* [Short problem]: The records below hold pictures; please leave those out and retype the rest exactly.

* [Dataset rows]:
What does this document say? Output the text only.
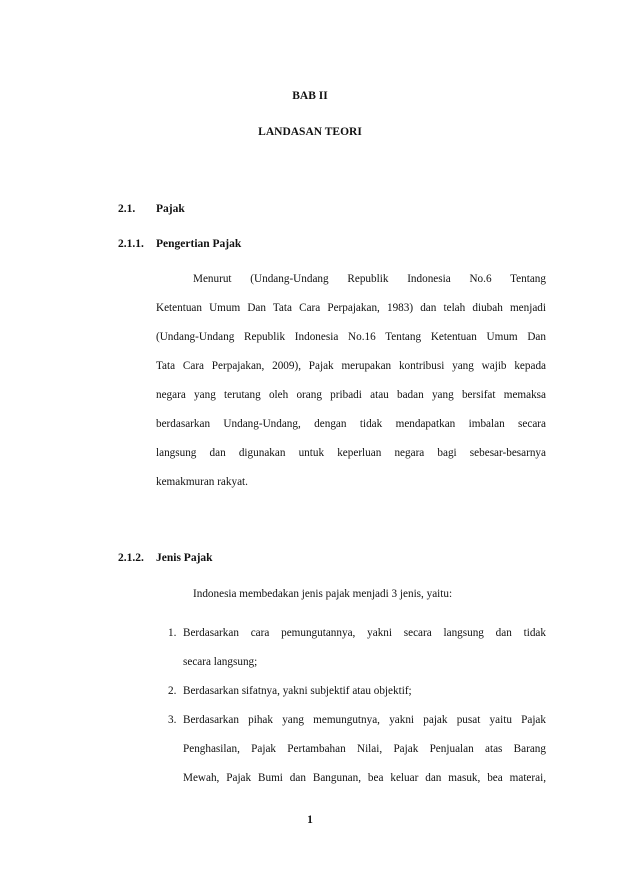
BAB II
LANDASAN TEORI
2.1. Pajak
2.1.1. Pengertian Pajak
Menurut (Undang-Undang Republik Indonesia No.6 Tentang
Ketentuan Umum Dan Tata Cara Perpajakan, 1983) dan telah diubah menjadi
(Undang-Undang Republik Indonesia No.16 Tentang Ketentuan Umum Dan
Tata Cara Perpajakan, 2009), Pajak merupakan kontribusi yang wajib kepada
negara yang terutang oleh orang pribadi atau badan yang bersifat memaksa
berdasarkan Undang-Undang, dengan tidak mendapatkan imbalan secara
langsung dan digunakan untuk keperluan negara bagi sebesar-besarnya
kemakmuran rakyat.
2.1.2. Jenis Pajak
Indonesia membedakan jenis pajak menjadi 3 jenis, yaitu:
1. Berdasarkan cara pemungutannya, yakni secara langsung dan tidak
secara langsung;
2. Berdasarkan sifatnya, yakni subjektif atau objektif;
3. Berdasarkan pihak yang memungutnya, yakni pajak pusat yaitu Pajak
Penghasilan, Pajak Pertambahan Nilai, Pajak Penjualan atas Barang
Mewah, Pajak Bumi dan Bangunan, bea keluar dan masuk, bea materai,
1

* [Final answer]:
What does this document say? Output the text only.
BAB II
LANDASAN TEORI
2.1. Pajak
2.1.1. Pengertian Pajak
Menurut (Undang-Undang Republik Indonesia No.6 Tentang
Ketentuan Umum Dan Tata Cara Perpajakan, 1983) dan telah diubah menjadi
(Undang-Undang Republik Indonesia No.16 Tentang Ketentuan Umum Dan
Tata Cara Perpajakan, 2009), Pajak merupakan kontribusi yang wajib kepada
negara yang terutang oleh orang pribadi atau badan yang bersifat memaksa
berdasarkan Undang-Undang, dengan tidak mendapatkan imbalan secara
langsung dan digunakan untuk keperluan negara bagi sebesar-besarnya
kemakmuran rakyat.
2.1.2. Jenis Pajak
Indonesia membedakan jenis pajak menjadi 3 jenis, yaitu:
1. Berdasarkan cara pemungutannya, yakni secara langsung dan tidak
secara langsung;
2. Berdasarkan sifatnya, yakni subjektif atau objektif;
3. Berdasarkan pihak yang memungutnya, yakni pajak pusat yaitu Pajak
Penghasilan, Pajak Pertambahan Nilai, Pajak Penjualan atas Barang
Mewah, Pajak Bumi dan Bangunan, bea keluar dan masuk, bea materai,
1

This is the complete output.